§ Page extract
No. 151, September 2005

 

Editorial

Welcome to September’s Harriers Herald.  The Harriers headline this month is Lucy’s fine performance in the Ridgeway Challenge.  She completed the 86.5-mile course in a time of around 23 hours as the second-placed lady.  Lucy hopes to share her experiences in next month’s Herald.  We begin this issue with Thursday night schedules and Secretary’s correspondence.  Then there are a few words about the Ridgeway Challenge from a helper’s point-of-view, followed by results of the Handicap Race.  Mo’s Website report features the London Marathon website, and his Fixtures article covers a wide range of races through the months of September, October and November.

§ Supplied data
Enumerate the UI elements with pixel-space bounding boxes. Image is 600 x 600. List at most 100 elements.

§ Exercise tasks
A. Using the Harriers Herald editorial, decide whether each statement agrees with it: (i) Lucy finished the Ridgeway Challenge as the first-placed lady; (ii) the Ridgeway Challenge course is 86.5 miles long; (iii) Mo's Fixtures article covers races in September, October and November. Answer yes or no for each, quoting the words of the editorial that decide it.
B. According to the Harriers Herald editorial, which website does Mo's Website report feature?
C. Write a continuation of the Harriers Herald editorial, starting after its final sentence.
The listing is not needed for anything here.

§ The responses
A.
(i) No: "as the second-placed lady."
(ii) Yes: "She completed the 86.5-mile course."
(iii) Yes: "his Fixtures article covers a wide range of races through the months of September, October and November."

B. The London Marathon website.

C.
Sue

 

Thursday night schedule for September

Thurs    1st                    Pete to lead

Thurs    8th                    Mo to lead

Thurs    15th                  Sue to lead

Thurs    22nd                  Marie to lead

Thurs    29th                  Martin to lead

 

Thursday night schedule for October

Thurs    6th                    Dick to lead

Thurs    13th                  Handicap Race

Thurs    20th                  Philomena to lead

Thurs    27th                  Susanne to lead

 

Correspondence received by Secretary

Abbreviations:  BCAA = Berkshire County Athletic Association; SEAA = South of England Athletic Association; AAA = Amateur Athletic Association of England; UKA = UK Athletics

 

Correspondence received

Sender

Subject matter

Action

SEAA

Info. Update #31; Athletics Development Update #35; Aldershot Road Relays entry forms

File

UKA

Coaching conferences for sprints & jumps

Bin

Chris Benning (AAA)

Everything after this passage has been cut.